• [EXERCISE DESCRIPTION]
Filter the records below and copy every line containing the word "this".

** Start of SUPPLIED MATERIAL **

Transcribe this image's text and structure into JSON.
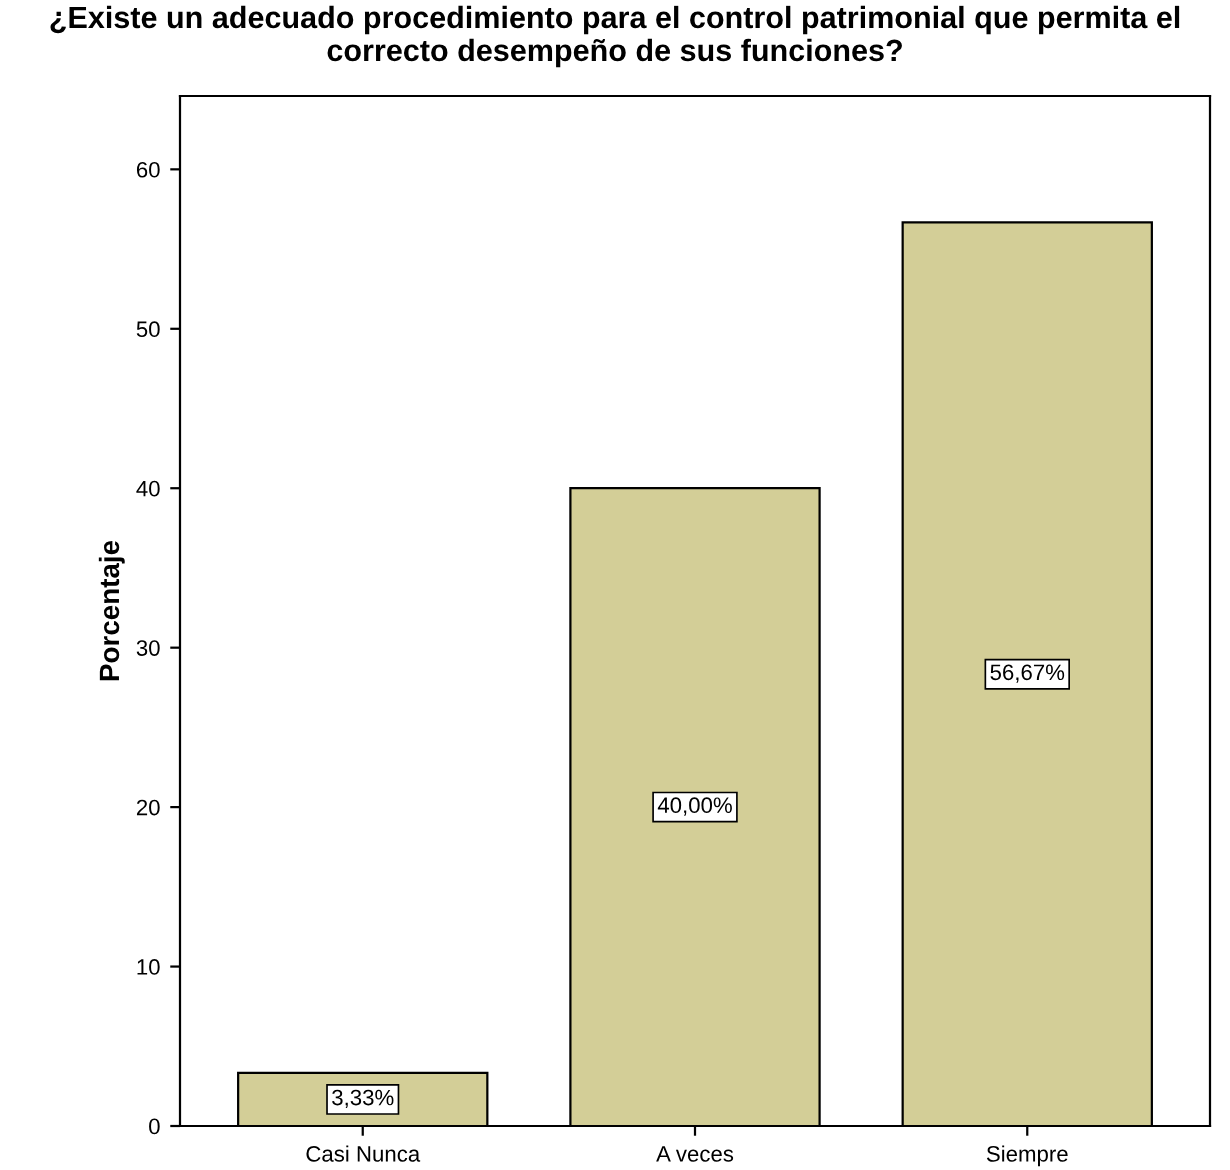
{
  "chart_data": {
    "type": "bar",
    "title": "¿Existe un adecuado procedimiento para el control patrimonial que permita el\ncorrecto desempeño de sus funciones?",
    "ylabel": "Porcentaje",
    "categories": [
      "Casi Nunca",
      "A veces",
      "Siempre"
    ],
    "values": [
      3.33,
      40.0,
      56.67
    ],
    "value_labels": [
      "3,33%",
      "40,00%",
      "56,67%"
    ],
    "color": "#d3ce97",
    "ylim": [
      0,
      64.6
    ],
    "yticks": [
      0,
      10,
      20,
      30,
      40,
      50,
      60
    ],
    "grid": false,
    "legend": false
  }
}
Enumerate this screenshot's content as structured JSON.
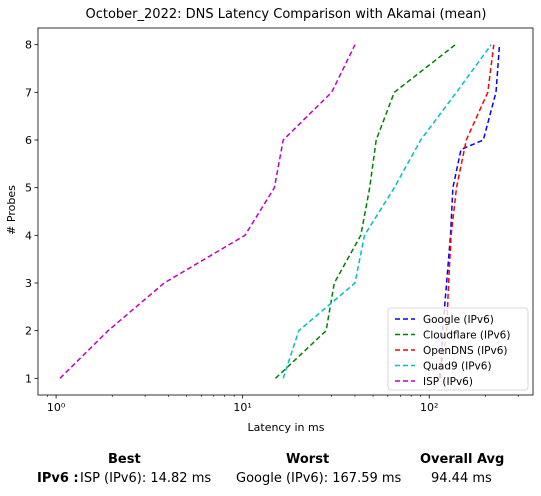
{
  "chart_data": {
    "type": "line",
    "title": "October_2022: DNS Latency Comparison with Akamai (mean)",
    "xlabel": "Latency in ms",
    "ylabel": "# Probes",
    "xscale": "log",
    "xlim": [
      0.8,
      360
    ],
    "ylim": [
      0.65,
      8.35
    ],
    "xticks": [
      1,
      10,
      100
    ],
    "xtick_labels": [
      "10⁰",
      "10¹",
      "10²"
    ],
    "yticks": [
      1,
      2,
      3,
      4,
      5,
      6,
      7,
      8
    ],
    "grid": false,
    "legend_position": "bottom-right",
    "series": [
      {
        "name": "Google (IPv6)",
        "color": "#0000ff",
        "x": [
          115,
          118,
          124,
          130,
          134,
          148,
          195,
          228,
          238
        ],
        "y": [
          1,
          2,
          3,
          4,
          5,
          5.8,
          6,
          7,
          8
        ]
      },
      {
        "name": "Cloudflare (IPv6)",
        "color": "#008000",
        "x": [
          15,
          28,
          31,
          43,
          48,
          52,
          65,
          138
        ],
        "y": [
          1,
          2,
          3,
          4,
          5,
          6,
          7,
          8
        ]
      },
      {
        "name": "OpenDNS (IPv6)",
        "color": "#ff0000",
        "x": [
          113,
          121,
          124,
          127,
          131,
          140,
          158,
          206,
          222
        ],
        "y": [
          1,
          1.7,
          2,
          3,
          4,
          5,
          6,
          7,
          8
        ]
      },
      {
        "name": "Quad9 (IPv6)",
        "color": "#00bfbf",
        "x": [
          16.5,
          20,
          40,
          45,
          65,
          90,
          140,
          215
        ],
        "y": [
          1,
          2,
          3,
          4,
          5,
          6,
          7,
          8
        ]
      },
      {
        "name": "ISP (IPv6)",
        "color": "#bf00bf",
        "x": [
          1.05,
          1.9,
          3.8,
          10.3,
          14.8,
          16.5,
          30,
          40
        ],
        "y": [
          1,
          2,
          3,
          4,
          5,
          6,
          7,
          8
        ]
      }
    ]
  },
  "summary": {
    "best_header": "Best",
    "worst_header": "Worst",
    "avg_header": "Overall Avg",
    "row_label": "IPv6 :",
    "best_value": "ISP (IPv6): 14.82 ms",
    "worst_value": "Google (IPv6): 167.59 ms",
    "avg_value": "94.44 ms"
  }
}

** End of SUPPLIED MATERIAL **

• [TASK OUTPUT]
Transcribe this image's text and structure into JSON.
Enumerate this screenshot's content as structured JSON.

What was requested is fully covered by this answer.